— Begin EXTRACTED INFORMATION —
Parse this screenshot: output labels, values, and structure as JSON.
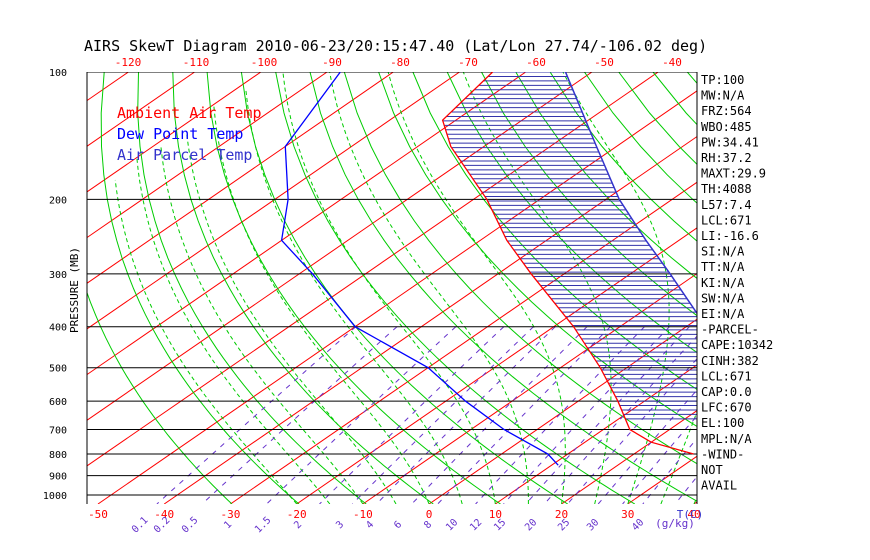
{
  "chart_data": {
    "type": "line",
    "title": "AIRS SkewT Diagram 2010-06-23/20:15:47.40 (Lat/Lon 27.74/-106.02 deg)",
    "ylabel": "PRESSURE (MB)",
    "xlabel": "T(C)",
    "mixing_ratio_unit": "(g/kg)",
    "pressure_ticks": [
      100,
      200,
      300,
      400,
      500,
      600,
      700,
      800,
      900,
      1000
    ],
    "bottom_temp_ticks": [
      -50,
      -40,
      -30,
      -20,
      -10,
      0,
      10,
      20,
      30,
      40
    ],
    "top_temp_ticks": [
      -120,
      -110,
      -100,
      -90,
      -80,
      -70,
      -60,
      -50,
      -40
    ],
    "mixing_ratio_labels": [
      "0.1",
      "0.2",
      "0.5",
      "1",
      "1.5",
      "2",
      "3",
      "4",
      "6",
      "8",
      "10",
      "12",
      "15",
      "20",
      "25",
      "30",
      "40"
    ],
    "legend": [
      {
        "name": "Ambient Air Temp",
        "color": "#ff0000"
      },
      {
        "name": "Dew Point Temp",
        "color": "#0000ff"
      },
      {
        "name": "Air Parcel Temp",
        "color": "#3333cc"
      }
    ],
    "legend_position": "top-left",
    "grid": true,
    "ambient_temp": [
      {
        "p": 100,
        "t": -85
      },
      {
        "p": 130,
        "t": -82
      },
      {
        "p": 150,
        "t": -75
      },
      {
        "p": 200,
        "t": -58
      },
      {
        "p": 250,
        "t": -46
      },
      {
        "p": 300,
        "t": -35
      },
      {
        "p": 400,
        "t": -17
      },
      {
        "p": 500,
        "t": -4
      },
      {
        "p": 600,
        "t": 6
      },
      {
        "p": 700,
        "t": 14
      },
      {
        "p": 750,
        "t": 20
      },
      {
        "p": 800,
        "t": 29
      }
    ],
    "dew_point": [
      {
        "p": 100,
        "t": -108
      },
      {
        "p": 150,
        "t": -100
      },
      {
        "p": 200,
        "t": -88
      },
      {
        "p": 250,
        "t": -80
      },
      {
        "p": 300,
        "t": -68
      },
      {
        "p": 400,
        "t": -50
      },
      {
        "p": 500,
        "t": -30
      },
      {
        "p": 600,
        "t": -17
      },
      {
        "p": 700,
        "t": -5
      },
      {
        "p": 800,
        "t": 7
      },
      {
        "p": 850,
        "t": 11
      }
    ],
    "parcel_temp": [
      {
        "p": 100,
        "t": -74
      },
      {
        "p": 150,
        "t": -53
      },
      {
        "p": 200,
        "t": -38
      },
      {
        "p": 250,
        "t": -25
      },
      {
        "p": 300,
        "t": -14
      },
      {
        "p": 400,
        "t": 3
      },
      {
        "p": 500,
        "t": 15
      },
      {
        "p": 600,
        "t": 23
      },
      {
        "p": 670,
        "t": 29
      },
      {
        "p": 700,
        "t": 31
      },
      {
        "p": 780,
        "t": 38
      }
    ],
    "indices": [
      "TP:100",
      "MW:N/A",
      "FRZ:564",
      "WBO:485",
      "PW:34.41",
      "RH:37.2",
      "MAXT:29.9",
      "TH:4088",
      "L57:7.4",
      "LCL:671",
      "LI:-16.6",
      "SI:N/A",
      "TT:N/A",
      "KI:N/A",
      "SW:N/A",
      "EI:N/A",
      "-PARCEL-",
      "CAPE:10342",
      "CINH:382",
      "LCL:671",
      "CAP:0.0",
      "LFC:670",
      "EL:100",
      "MPL:N/A",
      "-WIND-",
      "NOT",
      "AVAIL"
    ]
  }
}
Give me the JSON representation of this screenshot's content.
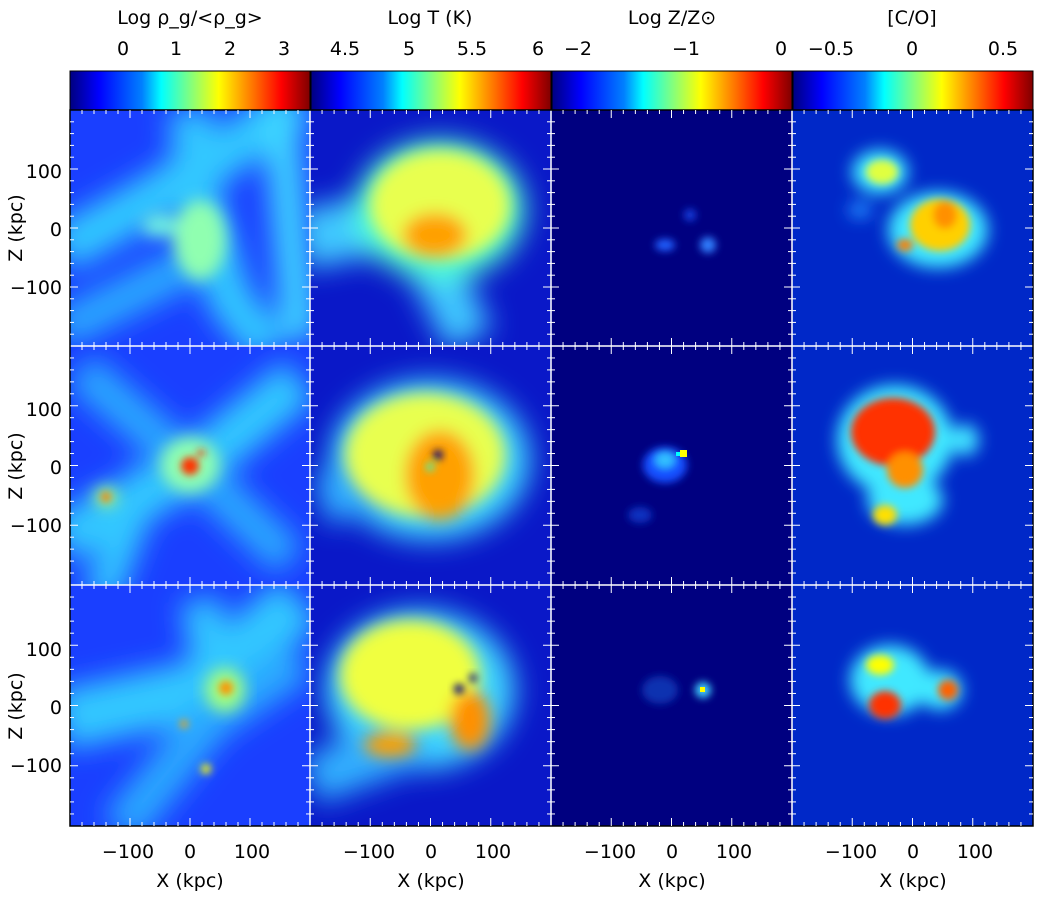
{
  "figure": {
    "colorbars": [
      {
        "label": "Log ρ_g/<ρ_g>",
        "ticks": [
          "0",
          "1",
          "2",
          "3"
        ]
      },
      {
        "label": "Log T (K)",
        "ticks": [
          "4.5",
          "5",
          "5.5",
          "6"
        ]
      },
      {
        "label": "Log Z/Z⊙",
        "ticks": [
          "−2",
          "−1",
          "0"
        ]
      },
      {
        "label": "[C/O]",
        "ticks": [
          "−0.5",
          "0",
          "0.5"
        ]
      }
    ],
    "y_axis_label": "Z (kpc)",
    "x_axis_label": "X (kpc)",
    "y_ticks": [
      "100",
      "0",
      "−100"
    ],
    "x_ticks": [
      "−100",
      "0",
      "100"
    ],
    "colormap": [
      "#00007f",
      "#0000ff",
      "#0080ff",
      "#00ffff",
      "#80ff80",
      "#ffff00",
      "#ff8000",
      "#ff0000",
      "#7f0000"
    ],
    "rows": 3,
    "columns": 4
  }
}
— End EXTRACTED INFORMATION —
▸ **THE REQUEST**: Write down every line of the data above that includes the string "JSON".

▸ **OUTPUT OF THE TASK**:
Parse this screenshot: output labels, values, and structure as JSON.
Give me the JSON representation of this screenshot's content.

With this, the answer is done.